RECORDS —

★ ★ ★

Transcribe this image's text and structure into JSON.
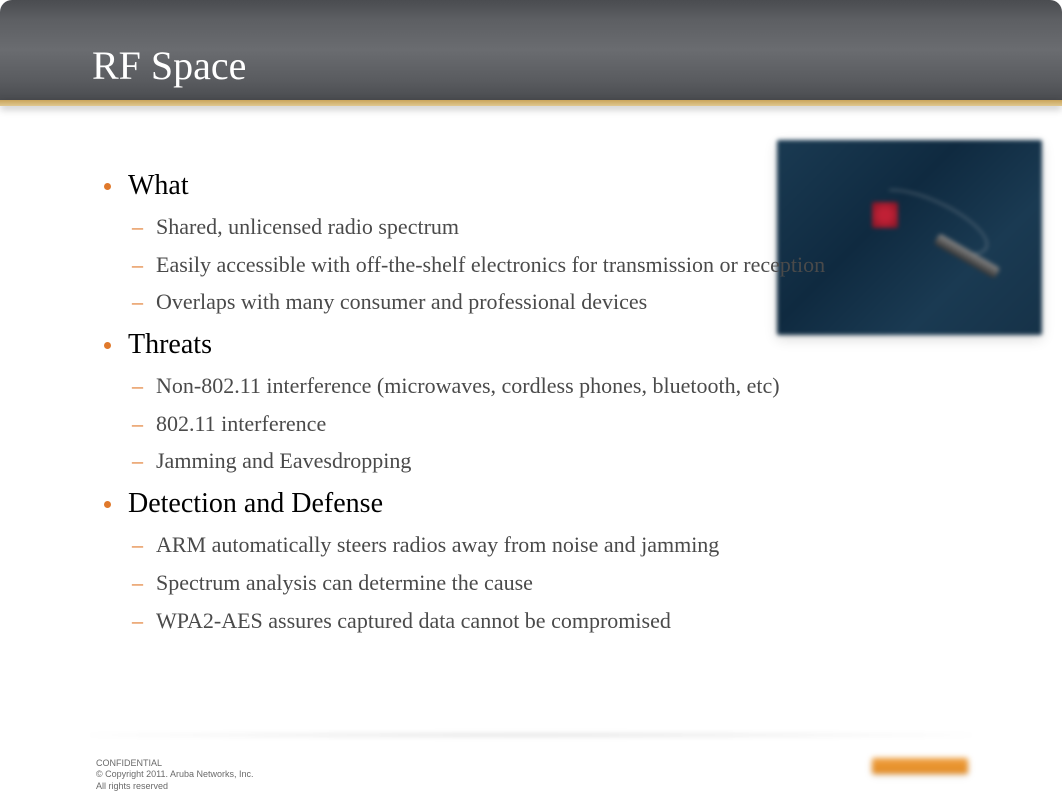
{
  "title": "RF Space",
  "sections": [
    {
      "heading": "What",
      "items": [
        "Shared, unlicensed radio spectrum",
        "Easily accessible with off-the-shelf electronics for transmission or reception",
        "Overlaps with many consumer and professional devices"
      ]
    },
    {
      "heading": "Threats",
      "items": [
        "Non-802.11 interference (microwaves, cordless phones, bluetooth, etc)",
        "802.11 interference",
        "Jamming and Eavesdropping"
      ]
    },
    {
      "heading": "Detection and Defense",
      "items": [
        "ARM automatically steers radios away from noise and jamming",
        "Spectrum analysis can determine the cause",
        "WPA2-AES assures captured data cannot be compromised"
      ]
    }
  ],
  "footer": {
    "line1": "CONFIDENTIAL",
    "line2": "© Copyright 2011. Aruba Networks, Inc.",
    "line3": "All rights reserved"
  }
}
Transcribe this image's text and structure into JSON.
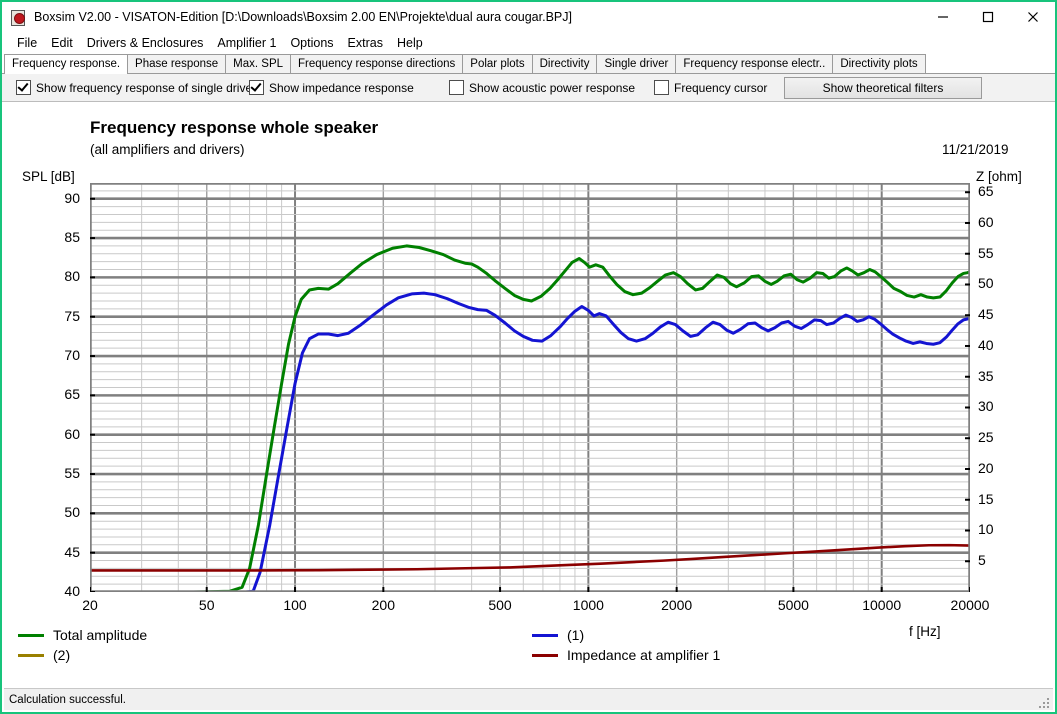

★ ★ ★

WORK TO COMPLETE —
All entries are to be retyped exactly. Omit any embedded images.

EXPECTED ANSWER —
Transcribe this image's text and structure into JSON.
{
  "title": "RF Space",
  "sections": [
    {
      "heading": "What",
      "items": [
        "Shared, unlicensed radio spectrum",
        "Easily accessible with off-the-shelf electronics for transmission or reception",
        "Overlaps with many consumer and professional devices"
      ]
    },
    {
      "heading": "Threats",
      "items": [
        "Non-802.11 interference (microwaves, cordless phones, bluetooth, etc)",
        "802.11 interference",
        "Jamming and Eavesdropping"
      ]
    },
    {
      "heading": "Detection and Defense",
      "items": [
        "ARM automatically steers radios away from noise and jamming",
        "Spectrum analysis can determine the cause",
        "WPA2-AES assures captured data cannot be compromised"
      ]
    }
  ],
  "footer": {
    "line1": "CONFIDENTIAL",
    "line2": "© Copyright 2011. Aruba Networks, Inc.",
    "line3": "All rights reserved"
  }
}
Transcribe this image's text and structure into JSON.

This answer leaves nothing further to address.